*SET EXERCISE*:
Each entry below is to be printed verbatim.

*GIVEN RECORDS*:
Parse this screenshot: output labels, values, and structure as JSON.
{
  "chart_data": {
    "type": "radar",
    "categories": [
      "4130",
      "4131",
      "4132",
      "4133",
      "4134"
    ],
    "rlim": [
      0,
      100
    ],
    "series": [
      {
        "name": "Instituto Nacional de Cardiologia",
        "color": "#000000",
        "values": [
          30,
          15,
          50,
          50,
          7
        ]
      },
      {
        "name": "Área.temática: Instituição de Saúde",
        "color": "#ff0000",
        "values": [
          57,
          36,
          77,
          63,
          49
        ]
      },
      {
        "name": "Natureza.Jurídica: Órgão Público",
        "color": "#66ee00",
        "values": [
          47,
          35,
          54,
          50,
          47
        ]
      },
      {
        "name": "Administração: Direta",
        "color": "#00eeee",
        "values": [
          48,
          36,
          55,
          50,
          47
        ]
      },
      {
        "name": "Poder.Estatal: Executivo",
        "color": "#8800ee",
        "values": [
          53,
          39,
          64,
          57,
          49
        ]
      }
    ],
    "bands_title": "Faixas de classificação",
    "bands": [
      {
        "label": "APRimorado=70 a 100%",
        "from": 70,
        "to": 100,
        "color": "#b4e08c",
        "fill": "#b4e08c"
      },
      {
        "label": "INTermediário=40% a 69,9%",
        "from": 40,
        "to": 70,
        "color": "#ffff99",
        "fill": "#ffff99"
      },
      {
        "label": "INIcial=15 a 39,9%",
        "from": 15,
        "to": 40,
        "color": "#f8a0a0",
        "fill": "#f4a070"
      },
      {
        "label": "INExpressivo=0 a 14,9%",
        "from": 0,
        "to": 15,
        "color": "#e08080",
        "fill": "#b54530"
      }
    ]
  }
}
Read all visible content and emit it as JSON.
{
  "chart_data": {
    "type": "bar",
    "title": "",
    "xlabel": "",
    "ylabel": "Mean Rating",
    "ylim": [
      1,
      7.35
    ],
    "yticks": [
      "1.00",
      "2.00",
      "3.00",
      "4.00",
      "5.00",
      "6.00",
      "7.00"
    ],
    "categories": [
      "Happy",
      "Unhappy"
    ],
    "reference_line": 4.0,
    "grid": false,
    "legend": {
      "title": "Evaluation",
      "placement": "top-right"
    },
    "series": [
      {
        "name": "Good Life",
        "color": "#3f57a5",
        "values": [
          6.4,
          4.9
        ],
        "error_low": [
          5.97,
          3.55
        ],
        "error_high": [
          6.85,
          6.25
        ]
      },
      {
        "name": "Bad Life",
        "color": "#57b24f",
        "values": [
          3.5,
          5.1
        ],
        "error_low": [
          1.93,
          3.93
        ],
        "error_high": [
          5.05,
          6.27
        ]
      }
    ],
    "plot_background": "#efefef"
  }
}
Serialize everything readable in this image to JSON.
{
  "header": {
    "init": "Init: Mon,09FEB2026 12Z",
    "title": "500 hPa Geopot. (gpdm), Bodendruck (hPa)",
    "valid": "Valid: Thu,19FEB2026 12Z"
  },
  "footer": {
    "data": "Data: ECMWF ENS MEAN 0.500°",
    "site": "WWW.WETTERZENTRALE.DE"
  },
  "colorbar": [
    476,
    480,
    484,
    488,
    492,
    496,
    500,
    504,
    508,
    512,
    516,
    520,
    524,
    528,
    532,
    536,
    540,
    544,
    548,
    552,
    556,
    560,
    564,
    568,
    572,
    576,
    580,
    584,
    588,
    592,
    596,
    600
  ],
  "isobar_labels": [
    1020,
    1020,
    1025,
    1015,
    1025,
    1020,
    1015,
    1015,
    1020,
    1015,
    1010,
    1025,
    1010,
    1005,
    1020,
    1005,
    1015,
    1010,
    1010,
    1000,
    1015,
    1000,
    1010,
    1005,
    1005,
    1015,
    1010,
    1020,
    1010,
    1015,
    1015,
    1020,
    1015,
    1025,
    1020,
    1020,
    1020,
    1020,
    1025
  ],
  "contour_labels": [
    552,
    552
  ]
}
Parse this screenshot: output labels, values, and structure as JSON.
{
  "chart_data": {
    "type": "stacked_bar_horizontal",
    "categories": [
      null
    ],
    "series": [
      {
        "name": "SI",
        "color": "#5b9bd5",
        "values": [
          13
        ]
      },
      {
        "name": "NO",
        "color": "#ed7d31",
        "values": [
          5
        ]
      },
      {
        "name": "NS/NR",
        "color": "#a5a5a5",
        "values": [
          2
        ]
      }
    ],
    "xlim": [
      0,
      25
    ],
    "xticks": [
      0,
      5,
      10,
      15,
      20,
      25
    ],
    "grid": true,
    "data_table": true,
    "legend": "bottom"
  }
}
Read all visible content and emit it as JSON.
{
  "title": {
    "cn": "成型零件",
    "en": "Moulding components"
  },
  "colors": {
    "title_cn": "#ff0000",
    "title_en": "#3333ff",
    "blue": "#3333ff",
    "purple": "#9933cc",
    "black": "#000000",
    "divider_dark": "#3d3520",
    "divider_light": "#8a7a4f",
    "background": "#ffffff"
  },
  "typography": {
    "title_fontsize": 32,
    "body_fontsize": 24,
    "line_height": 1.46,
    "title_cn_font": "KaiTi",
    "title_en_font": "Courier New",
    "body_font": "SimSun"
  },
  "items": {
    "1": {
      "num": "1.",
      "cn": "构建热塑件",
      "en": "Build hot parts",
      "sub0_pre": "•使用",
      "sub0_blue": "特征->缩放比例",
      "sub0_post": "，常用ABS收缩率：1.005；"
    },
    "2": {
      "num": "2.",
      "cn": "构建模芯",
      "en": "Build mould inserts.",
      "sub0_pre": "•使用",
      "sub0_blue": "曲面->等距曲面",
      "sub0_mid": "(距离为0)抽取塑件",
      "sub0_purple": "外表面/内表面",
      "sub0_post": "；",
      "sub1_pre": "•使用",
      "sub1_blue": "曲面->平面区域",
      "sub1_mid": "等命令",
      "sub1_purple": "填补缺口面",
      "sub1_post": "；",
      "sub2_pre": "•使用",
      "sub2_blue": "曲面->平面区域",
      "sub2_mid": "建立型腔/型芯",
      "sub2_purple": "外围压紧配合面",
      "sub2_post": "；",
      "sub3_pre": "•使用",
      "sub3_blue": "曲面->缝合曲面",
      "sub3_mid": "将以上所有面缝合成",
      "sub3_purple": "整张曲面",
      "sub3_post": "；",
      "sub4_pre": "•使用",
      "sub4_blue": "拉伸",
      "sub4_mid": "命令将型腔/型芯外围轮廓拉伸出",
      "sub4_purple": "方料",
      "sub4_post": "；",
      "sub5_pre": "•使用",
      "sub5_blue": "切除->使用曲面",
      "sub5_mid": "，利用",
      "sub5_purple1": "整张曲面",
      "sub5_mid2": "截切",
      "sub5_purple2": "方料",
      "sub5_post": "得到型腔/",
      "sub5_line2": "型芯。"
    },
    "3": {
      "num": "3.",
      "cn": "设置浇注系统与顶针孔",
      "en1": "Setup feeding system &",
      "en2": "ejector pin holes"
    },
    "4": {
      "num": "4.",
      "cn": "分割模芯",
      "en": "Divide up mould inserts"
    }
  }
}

*SOLVED PROBLEM*:
Parse this screenshot: output labels, values, and structure as JSON.
{
  "chart_data": {
    "type": "radar",
    "categories": [
      "4130",
      "4131",
      "4132",
      "4133",
      "4134"
    ],
    "rlim": [
      0,
      100
    ],
    "series": [
      {
        "name": "Instituto Nacional de Cardiologia",
        "color": "#000000",
        "values": [
          30,
          15,
          50,
          50,
          7
        ]
      },
      {
        "name": "Área.temática: Instituição de Saúde",
        "color": "#ff0000",
        "values": [
          57,
          36,
          77,
          63,
          49
        ]
      },
      {
        "name": "Natureza.Jurídica: Órgão Público",
        "color": "#66ee00",
        "values": [
          47,
          35,
          54,
          50,
          47
        ]
      },
      {
        "name": "Administração: Direta",
        "color": "#00eeee",
        "values": [
          48,
          36,
          55,
          50,
          47
        ]
      },
      {
        "name": "Poder.Estatal: Executivo",
        "color": "#8800ee",
        "values": [
          53,
          39,
          64,
          57,
          49
        ]
      }
    ],
    "bands_title": "Faixas de classificação",
    "bands": [
      {
        "label": "APRimorado=70 a 100%",
        "from": 70,
        "to": 100,
        "color": "#b4e08c",
        "fill": "#b4e08c"
      },
      {
        "label": "INTermediário=40% a 69,9%",
        "from": 40,
        "to": 70,
        "color": "#ffff99",
        "fill": "#ffff99"
      },
      {
        "label": "INIcial=15 a 39,9%",
        "from": 15,
        "to": 40,
        "color": "#f8a0a0",
        "fill": "#f4a070"
      },
      {
        "label": "INExpressivo=0 a 14,9%",
        "from": 0,
        "to": 15,
        "color": "#e08080",
        "fill": "#b54530"
      }
    ]
  }
}
Read all visible content and emit it as JSON.
{
  "chart_data": {
    "type": "bar",
    "title": "",
    "xlabel": "",
    "ylabel": "Mean Rating",
    "ylim": [
      1,
      7.35
    ],
    "yticks": [
      "1.00",
      "2.00",
      "3.00",
      "4.00",
      "5.00",
      "6.00",
      "7.00"
    ],
    "categories": [
      "Happy",
      "Unhappy"
    ],
    "reference_line": 4.0,
    "grid": false,
    "legend": {
      "title": "Evaluation",
      "placement": "top-right"
    },
    "series": [
      {
        "name": "Good Life",
        "color": "#3f57a5",
        "values": [
          6.4,
          4.9
        ],
        "error_low": [
          5.97,
          3.55
        ],
        "error_high": [
          6.85,
          6.25
        ]
      },
      {
        "name": "Bad Life",
        "color": "#57b24f",
        "values": [
          3.5,
          5.1
        ],
        "error_low": [
          1.93,
          3.93
        ],
        "error_high": [
          5.05,
          6.27
        ]
      }
    ],
    "plot_background": "#efefef"
  }
}
Serialize everything readable in this image to JSON.
{
  "header": {
    "init": "Init: Mon,09FEB2026 12Z",
    "title": "500 hPa Geopot. (gpdm), Bodendruck (hPa)",
    "valid": "Valid: Thu,19FEB2026 12Z"
  },
  "footer": {
    "data": "Data: ECMWF ENS MEAN 0.500°",
    "site": "WWW.WETTERZENTRALE.DE"
  },
  "colorbar": [
    476,
    480,
    484,
    488,
    492,
    496,
    500,
    504,
    508,
    512,
    516,
    520,
    524,
    528,
    532,
    536,
    540,
    544,
    548,
    552,
    556,
    560,
    564,
    568,
    572,
    576,
    580,
    584,
    588,
    592,
    596,
    600
  ],
  "isobar_labels": [
    1020,
    1020,
    1025,
    1015,
    1025,
    1020,
    1015,
    1015,
    1020,
    1015,
    1010,
    1025,
    1010,
    1005,
    1020,
    1005,
    1015,
    1010,
    1010,
    1000,
    1015,
    1000,
    1010,
    1005,
    1005,
    1015,
    1010,
    1020,
    1010,
    1015,
    1015,
    1020,
    1015,
    1025,
    1020,
    1020,
    1020,
    1020,
    1025
  ],
  "contour_labels": [
    552,
    552
  ]
}
Parse this screenshot: output labels, values, and structure as JSON.
{
  "chart_data": {
    "type": "stacked_bar_horizontal",
    "categories": [
      null
    ],
    "series": [
      {
        "name": "SI",
        "color": "#5b9bd5",
        "values": [
          13
        ]
      },
      {
        "name": "NO",
        "color": "#ed7d31",
        "values": [
          5
        ]
      },
      {
        "name": "NS/NR",
        "color": "#a5a5a5",
        "values": [
          2
        ]
      }
    ],
    "xlim": [
      0,
      25
    ],
    "xticks": [
      0,
      5,
      10,
      15,
      20,
      25
    ],
    "grid": true,
    "data_table": true,
    "legend": "bottom"
  }
}
Read all visible content and emit it as JSON.
{
  "title": {
    "cn": "成型零件",
    "en": "Moulding components"
  },
  "colors": {
    "title_cn": "#ff0000",
    "title_en": "#3333ff",
    "blue": "#3333ff",
    "purple": "#9933cc",
    "black": "#000000",
    "divider_dark": "#3d3520",
    "divider_light": "#8a7a4f",
    "background": "#ffffff"
  },
  "typography": {
    "title_fontsize": 32,
    "body_fontsize": 24,
    "line_height": 1.46,
    "title_cn_font": "KaiTi",
    "title_en_font": "Courier New",
    "body_font": "SimSun"
  },
  "items": {
    "1": {
      "num": "1.",
      "cn": "构建热塑件",
      "en": "Build hot parts",
      "sub0_pre": "•使用",
      "sub0_blue": "特征->缩放比例",
      "sub0_post": "，常用ABS收缩率：1.005；"
    },
    "2": {
      "num": "2.",
      "cn": "构建模芯",
      "en": "Build mould inserts.",
      "sub0_pre": "•使用",
      "sub0_blue": "曲面->等距曲面",
      "sub0_mid": "(距离为0)抽取塑件",
      "sub0_purple": "外表面/内表面",
      "sub0_post": "；",
      "sub1_pre": "•使用",
      "sub1_blue": "曲面->平面区域",
      "sub1_mid": "等命令",
      "sub1_purple": "填补缺口面",
      "sub1_post": "；",
      "sub2_pre": "•使用",
      "sub2_blue": "曲面->平面区域",
      "sub2_mid": "建立型腔/型芯",
      "sub2_purple": "外围压紧配合面",
      "sub2_post": "；",
      "sub3_pre": "•使用",
      "sub3_blue": "曲面->缝合曲面",
      "sub3_mid": "将以上所有面缝合成",
      "sub3_purple": "整张曲面",
      "sub3_post": "；",
      "sub4_pre": "•使用",
      "sub4_blue": "拉伸",
      "sub4_mid": "命令将型腔/型芯外围轮廓拉伸出",
      "sub4_purple": "方料",
      "sub4_post": "；",
      "sub5_pre": "•使用",
      "sub5_blue": "切除->使用曲面",
      "sub5_mid": "，利用",
      "sub5_purple1": "整张曲面",
      "sub5_mid2": "截切",
      "sub5_purple2": "方料",
      "sub5_post": "得到型腔/",
      "sub5_line2": "型芯。"
    },
    "3": {
      "num": "3.",
      "cn": "设置浇注系统与顶针孔",
      "en1": "Setup feeding system &",
      "en2": "ejector pin holes"
    },
    "4": {
      "num": "4.",
      "cn": "分割模芯",
      "en": "Divide up mould inserts"
    }
  }
}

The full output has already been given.